Task brief: Write out the data again exactly, skipping every picture.

Input:
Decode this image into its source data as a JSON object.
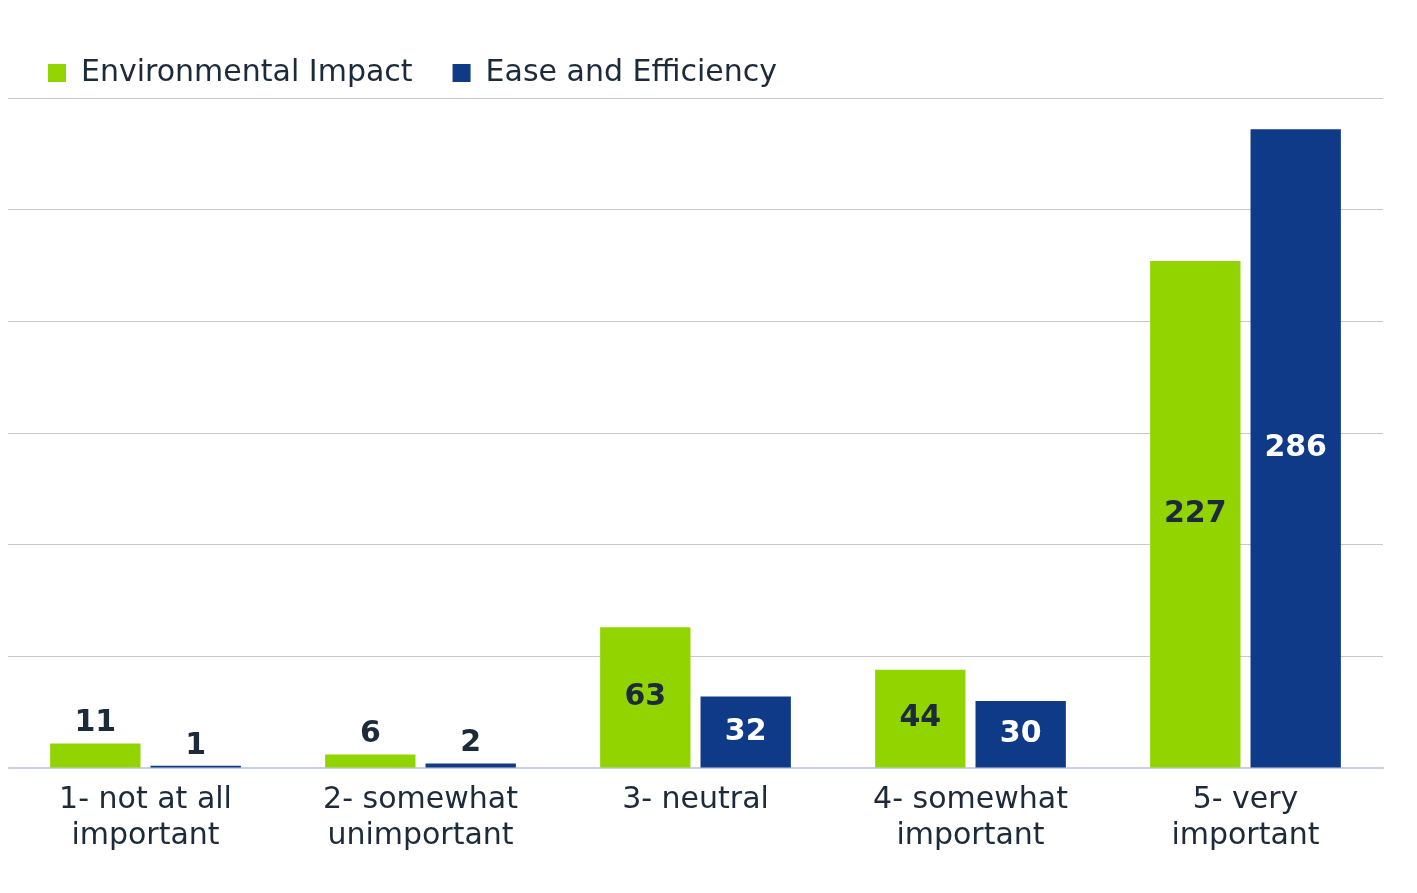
{
  "chart_data": {
    "type": "bar",
    "categories": [
      "1- not at all important",
      "2- somewhat unimportant",
      "3- neutral",
      "4- somewhat important",
      "5- very important"
    ],
    "series": [
      {
        "name": "Environmental Impact",
        "color": "#92d400",
        "values": [
          11,
          6,
          63,
          44,
          227
        ]
      },
      {
        "name": "Ease and Efficiency",
        "color": "#0f3a87",
        "values": [
          1,
          2,
          32,
          30,
          286
        ]
      }
    ],
    "ylim": [
      0,
      300
    ],
    "yticks": [
      {
        "value": 0,
        "label": null
      },
      {
        "value": 50,
        "label": null
      },
      {
        "value": 100,
        "label": null
      },
      {
        "value": 150,
        "label": null
      },
      {
        "value": 200,
        "label": null
      },
      {
        "value": 250,
        "label": null
      },
      {
        "value": 300,
        "label": null
      }
    ],
    "tick_labels": "x",
    "grid": "y",
    "legend": "top left",
    "data_labels": true
  }
}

Response below:
Decode this image into its source data as a JSON object.
{
  "chart_data": {
    "type": "bar",
    "categories": [
      "1- not at all important",
      "2- somewhat unimportant",
      "3- neutral",
      "4- somewhat important",
      "5- very important"
    ],
    "series": [
      {
        "name": "Environmental Impact",
        "color": "#92d400",
        "values": [
          11,
          6,
          63,
          44,
          227
        ]
      },
      {
        "name": "Ease and Efficiency",
        "color": "#0f3a87",
        "values": [
          1,
          2,
          32,
          30,
          286
        ]
      }
    ],
    "ylim": [
      0,
      300
    ],
    "yticks": [
      {
        "value": 0,
        "label": null
      },
      {
        "value": 50,
        "label": null
      },
      {
        "value": 100,
        "label": null
      },
      {
        "value": 150,
        "label": null
      },
      {
        "value": 200,
        "label": null
      },
      {
        "value": 250,
        "label": null
      },
      {
        "value": 300,
        "label": null
      }
    ],
    "tick_labels": "x",
    "grid": "y",
    "legend": "top left",
    "data_labels": true
  }
}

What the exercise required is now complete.